#### Source extract:
***
But the battery was silenced. "Forward," was the division order. Rushing across the corn-fields under heavy fire, they now met the Rebels face to face in the woods. The contest was quick, decisive. Close, sharp, continuous musketry for a few minutes, and the Rebels fell back.

Here, unfortunately, Sherman's right gave way. Wallace's flank was exposed. He instantly formed Colonel Wood's (Seventy-sixth Ohio) in a new line of battle, in right angles with the real one, and with orders to protect the flank. The Eleventh Indiana was likewise here engaged in a sharp engagement with the enemy attempting to flank, and for a time the contest waxed fierce. But Sherman soon filled the place of his broken regiments; again Wallace's Division forced forward, and again the enemy gave way.

By 2 o'clock the division was into the woods again, and for three-quarters of a mile it advanced under a continuous storm of shot. Then another contest or two with batteries—always met with skirmishers and sharp-shooting—then, by 4 o'clock, two hours later than on the right, a general Rebel retreat—then pursuit, recall and encampment on the old grounds of Sherman's Division, in the very tents from which those regiments were driven that hapless Sunday morning.
***
#### Given data:

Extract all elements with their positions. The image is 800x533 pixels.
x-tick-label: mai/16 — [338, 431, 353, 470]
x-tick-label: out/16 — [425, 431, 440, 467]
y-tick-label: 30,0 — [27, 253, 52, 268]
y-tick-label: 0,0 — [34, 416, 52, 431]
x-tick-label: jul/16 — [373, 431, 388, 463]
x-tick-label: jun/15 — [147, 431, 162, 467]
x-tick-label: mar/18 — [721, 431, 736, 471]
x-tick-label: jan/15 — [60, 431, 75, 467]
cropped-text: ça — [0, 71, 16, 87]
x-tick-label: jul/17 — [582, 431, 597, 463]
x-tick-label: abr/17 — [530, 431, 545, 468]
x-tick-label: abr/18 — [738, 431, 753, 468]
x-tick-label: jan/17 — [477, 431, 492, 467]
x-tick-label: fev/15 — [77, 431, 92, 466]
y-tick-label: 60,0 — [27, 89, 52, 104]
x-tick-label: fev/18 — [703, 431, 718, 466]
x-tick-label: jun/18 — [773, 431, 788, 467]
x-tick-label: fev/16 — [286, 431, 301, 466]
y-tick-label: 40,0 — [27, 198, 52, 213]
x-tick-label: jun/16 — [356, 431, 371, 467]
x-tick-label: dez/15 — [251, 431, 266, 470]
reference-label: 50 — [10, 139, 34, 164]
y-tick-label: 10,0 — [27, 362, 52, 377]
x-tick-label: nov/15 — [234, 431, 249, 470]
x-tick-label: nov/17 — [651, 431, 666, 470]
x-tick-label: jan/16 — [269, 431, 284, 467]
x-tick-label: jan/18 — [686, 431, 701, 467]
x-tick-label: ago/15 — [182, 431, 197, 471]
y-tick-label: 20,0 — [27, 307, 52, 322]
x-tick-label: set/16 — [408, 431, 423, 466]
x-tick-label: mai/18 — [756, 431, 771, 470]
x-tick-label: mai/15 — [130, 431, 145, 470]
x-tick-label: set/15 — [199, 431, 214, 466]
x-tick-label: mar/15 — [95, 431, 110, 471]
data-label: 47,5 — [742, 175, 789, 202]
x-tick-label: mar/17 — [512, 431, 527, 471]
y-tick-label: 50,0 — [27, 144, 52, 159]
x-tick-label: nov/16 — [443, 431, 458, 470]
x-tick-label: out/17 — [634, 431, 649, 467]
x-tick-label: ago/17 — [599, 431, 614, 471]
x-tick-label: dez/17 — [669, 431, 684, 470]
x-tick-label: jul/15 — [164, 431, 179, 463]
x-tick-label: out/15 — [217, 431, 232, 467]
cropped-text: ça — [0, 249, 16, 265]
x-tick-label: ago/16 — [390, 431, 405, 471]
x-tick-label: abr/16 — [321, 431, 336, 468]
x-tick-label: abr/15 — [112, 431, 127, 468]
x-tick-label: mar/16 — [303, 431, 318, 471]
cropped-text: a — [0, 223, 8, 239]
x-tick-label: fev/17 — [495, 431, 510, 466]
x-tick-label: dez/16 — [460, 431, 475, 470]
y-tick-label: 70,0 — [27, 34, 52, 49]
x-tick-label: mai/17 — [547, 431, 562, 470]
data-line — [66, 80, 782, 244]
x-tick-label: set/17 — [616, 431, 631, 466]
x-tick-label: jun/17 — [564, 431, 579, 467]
***
#### Problems to work on:
1. Check each statement against the battle account above. For each, answer yes or no and quote the words of the account that decide it.
(a) Colonel Wood's regiment was placed at right angles to the main line to guard the flank.
(b) The general Rebel retreat on this part of the field came by 2 o'clock.
(c) The division advanced three-quarters of a mile under continuous fire.
2. Carry the battle account forward from its last sentence, which ends with the encampment in Sherman's Division's old tents.

#### Answers per task:
1.
(a) Yes: "He instantly formed Colonel Wood's (Seventy-sixth Ohio) in a new line of battle, in right angles with the real one, and with orders to protect the flank."
(b) No: "then, by 4 o'clock, two hours later than on the right, a general Rebel retreat"
(c) Yes: "for three-quarters of a mile it advanced under a continuous storm of shot"

2.
The camps were regained. The Rebels were repulsed. Their attack had failed. We stood where we began. Rebel cavalry were within half a mile of us. The retreating columns were within striking distance. But we had regained our camps. And so ended the battle of Pittsburgh Landing.

I do not pretend to give more than an estimate; but I have made the estimate with some care, going to the adjutants of different regiments that had been in as heavy fighting as any—getting statements of their losses, sure to be very nearly if not quite accurate, and approximating thus from the loss of a dozen regiments to the probable loss of all. I have ridden over the grounds, too—have seen the dead and wounded lying over the field—have noted the number in the hospitals and on the boats. As the result of it all, I do not believe our loss in killed and wounded will number over five thousand. The question of prisoners is another matter.

The best opinions of the strength with which the Rebels attacked us place their numbers at sixty thousand. They may have been reinforced five to ten thousand Sunday night.

Grant had scarcely forty thousand effective men on Sunday. Of these, half a dozen regiments were utterly raw—had scarcely had their guns long enough to know how to handle them. Some were supplied with weapons on their way up.

Buell crossed three divisions that took part in the action—Nelson's, Crittenden's, and McCook's. They numbered say twenty thousand—a liberal estimate. Lew. Wallace came up on Monday, with say seven thousand more. That gives us, counting the Sunday men as all effective again, sixty-seven thousand on Monday, on one side, against sixty to seventy thousand Rebels. It was not numbers that gained us the day, it was fighting. All honor to our Northern soldiers for it.